Saved entries
** Start **

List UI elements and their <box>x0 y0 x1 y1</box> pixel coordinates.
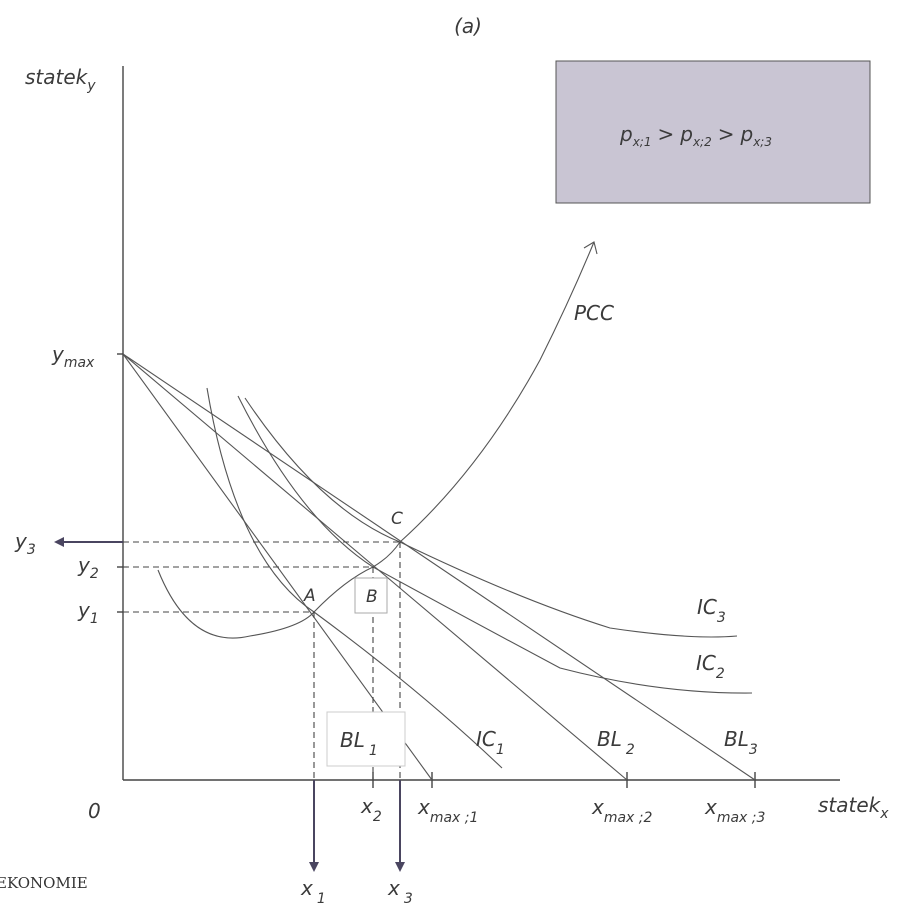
y1-label: y1 <box>77 598 99 627</box>
budget-line-2 <box>122 353 628 781</box>
point-a-label: A <box>303 586 316 606</box>
ymax-label: ymax <box>51 342 95 371</box>
price-relation-text: px;1 > px;2 > px;3 <box>619 122 772 149</box>
ic3-label: IC3 <box>697 595 726 626</box>
x2-label: x2 <box>360 794 382 825</box>
price-relation-box <box>555 60 871 204</box>
point-c-label: C <box>391 509 403 529</box>
x-axis-label: statekx <box>818 793 889 822</box>
pcc-arrowhead <box>583 241 598 255</box>
bl1-label-box <box>326 711 406 767</box>
footer-text: EKONOMIE <box>0 874 88 892</box>
origin-label: 0 <box>88 799 101 823</box>
bl2-label: BL 2 <box>597 727 635 758</box>
point-b-box <box>354 577 388 614</box>
xmax2-label: xmax ;2 <box>591 795 653 826</box>
xmax3-label: xmax ;3 <box>704 795 765 826</box>
xmax1-label: xmax ;1 <box>417 795 478 826</box>
ic2-label: IC2 <box>696 651 725 682</box>
ic1-label: IC1 <box>476 727 505 758</box>
y-axis-label: stateky <box>25 65 96 94</box>
indifference-curve-2 <box>237 395 753 694</box>
indifference-curve-3 <box>244 397 738 638</box>
bl3-label: BL3 <box>724 727 758 758</box>
y3-label: y3 <box>14 529 36 558</box>
budget-line-3 <box>122 353 756 781</box>
bl1-label: BL 1 <box>340 728 378 759</box>
y2-label: y2 <box>77 553 99 582</box>
chart-title: (a) <box>454 14 482 38</box>
pcc-label: PCC <box>574 301 614 325</box>
price-consumption-curve <box>157 241 595 639</box>
point-b-label: B <box>366 587 378 607</box>
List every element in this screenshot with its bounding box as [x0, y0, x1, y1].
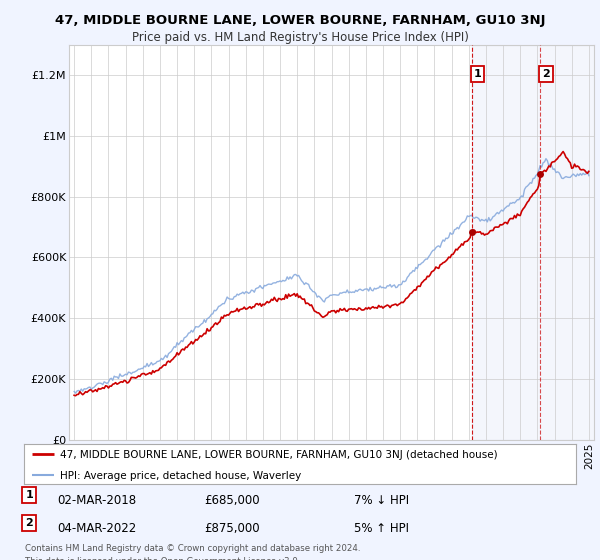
Text: 5% ↑ HPI: 5% ↑ HPI — [354, 522, 409, 535]
Text: 47, MIDDLE BOURNE LANE, LOWER BOURNE, FARNHAM, GU10 3NJ (detached house): 47, MIDDLE BOURNE LANE, LOWER BOURNE, FA… — [60, 450, 497, 460]
Text: 47, MIDDLE BOURNE LANE, LOWER BOURNE, FARNHAM, GU10 3NJ: 47, MIDDLE BOURNE LANE, LOWER BOURNE, FA… — [55, 14, 545, 27]
Text: 1: 1 — [25, 490, 33, 500]
Text: Price paid vs. HM Land Registry's House Price Index (HPI): Price paid vs. HM Land Registry's House … — [131, 31, 469, 44]
Text: £875,000: £875,000 — [204, 522, 260, 535]
Text: 1: 1 — [473, 69, 481, 79]
Text: HPI: Average price, detached house, Waverley: HPI: Average price, detached house, Wave… — [60, 471, 301, 481]
Text: 2: 2 — [542, 69, 550, 79]
Text: Contains HM Land Registry data © Crown copyright and database right 2024.
This d: Contains HM Land Registry data © Crown c… — [25, 544, 361, 560]
Text: 2: 2 — [25, 518, 33, 528]
Text: £685,000: £685,000 — [204, 494, 260, 507]
Bar — [472, 45, 600, 440]
Text: 7% ↓ HPI: 7% ↓ HPI — [354, 494, 409, 507]
Text: 02-MAR-2018: 02-MAR-2018 — [57, 494, 136, 507]
Text: 04-MAR-2022: 04-MAR-2022 — [57, 522, 136, 535]
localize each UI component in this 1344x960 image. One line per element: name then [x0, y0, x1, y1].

** End **

▸ **What to produce**: Please set out every line of the entries above as a JSON list of strings, one string per line, skipping blank lines. Leave the pictures out.

▸ **Response to this exercise**:
[
  "List UI elements and their <box>x0 y0 x1 y1</box> pixel coordinates.",
  "y1-label: y1 <box>77 598 99 627</box>",
  "budget-line-2 <box>122 353 628 781</box>",
  "point-a-label: A <box>303 586 316 606</box>",
  "ymax-label: ymax <box>51 342 95 371</box>",
  "price-relation-text: px;1 > px;2 > px;3 <box>619 122 772 149</box>",
  "ic3-label: IC3 <box>697 595 726 626</box>",
  "x2-label: x2 <box>360 794 382 825</box>",
  "price-relation-box <box>555 60 871 204</box>",
  "point-c-label: C <box>391 509 403 529</box>",
  "x-axis-label: statekx <box>818 793 889 822</box>",
  "pcc-arrowhead <box>583 241 598 255</box>",
  "bl1-label-box <box>326 711 406 767</box>",
  "footer-text: EKONOMIE <box>0 874 88 892</box>",
  "origin-label: 0 <box>88 799 101 823</box>",
  "bl2-label: BL 2 <box>597 727 635 758</box>",
  "point-b-box <box>354 577 388 614</box>",
  "xmax2-label: xmax ;2 <box>591 795 653 826</box>",
  "xmax3-label: xmax ;3 <box>704 795 765 826</box>",
  "xmax1-label: xmax ;1 <box>417 795 478 826</box>",
  "ic2-label: IC2 <box>696 651 725 682</box>",
  "ic1-label: IC1 <box>476 727 505 758</box>",
  "y-axis-label: stateky <box>25 65 96 94</box>",
  "indifference-curve-2 <box>237 395 753 694</box>",
  "indifference-curve-3 <box>244 397 738 638</box>",
  "bl3-label: BL3 <box>724 727 758 758</box>",
  "y3-label: y3 <box>14 529 36 558</box>",
  "budget-line-3 <box>122 353 756 781</box>",
  "bl1-label: BL 1 <box>340 728 378 759</box>",
  "y2-label: y2 <box>77 553 99 582</box>",
  "chart-title: (a) <box>454 14 482 38</box>",
  "pcc-label: PCC <box>574 301 614 325</box>",
  "price-consumption-curve <box>157 241 595 639</box>",
  "point-b-label: B <box>366 587 378 607</box>",
  "List every element in this screenshot with its bounding box as [x0, y0, x1, y1].",
  "Text: 5% ↑ HPI: 5% ↑ HPI — [354, 522, 409, 535]",
  "Text: 47, MIDDLE BOURNE LANE, LOWER BOURNE, FARNHAM, GU10 3NJ (detached house): 47, MIDDLE BOURNE LANE, LOWER BOURNE, FA… — [60, 450, 497, 460]",
  "Text: 47, MIDDLE BOURNE LANE, LOWER BOURNE, FARNHAM, GU10 3NJ: 47, MIDDLE BOURNE LANE, LOWER BOURNE, FA… — [55, 14, 545, 27]",
  "Text: 1: 1 — [25, 490, 33, 500]",
  "Text: Price paid vs. HM Land Registry's House Price Index (HPI): Price paid vs. HM Land Registry's House … — [131, 31, 469, 44]",
  "Text: £875,000: £875,000 — [204, 522, 260, 535]",
  "Text: 1: 1 — [473, 69, 481, 79]",
  "Text: HPI: Average price, detached house, Waverley: HPI: Average price, detached house, Wave… — [60, 471, 301, 481]",
  "Text: 2: 2 — [542, 69, 550, 79]",
  "Text: Contains HM Land Registry data © Crown copyright and database right 2024.",
  "This d: Contains HM Land Registry data © Crown c… — [25, 544, 361, 560]",
  "Text: 2: 2 — [25, 518, 33, 528]",
  "Text: £685,000: £685,000 — [204, 494, 260, 507]",
  "Bar — [472, 45, 600, 440]",
  "Text: 7% ↓ HPI: 7% ↓ HPI — [354, 494, 409, 507]",
  "Text: 02-MAR-2018: 02-MAR-2018 — [57, 494, 136, 507]",
  "Text: 04-MAR-2022: 04-MAR-2022 — [57, 522, 136, 535]",
  "localize each UI component in this 1344x960 image. One line per element: name then [x0, y0, x1, y1]."
]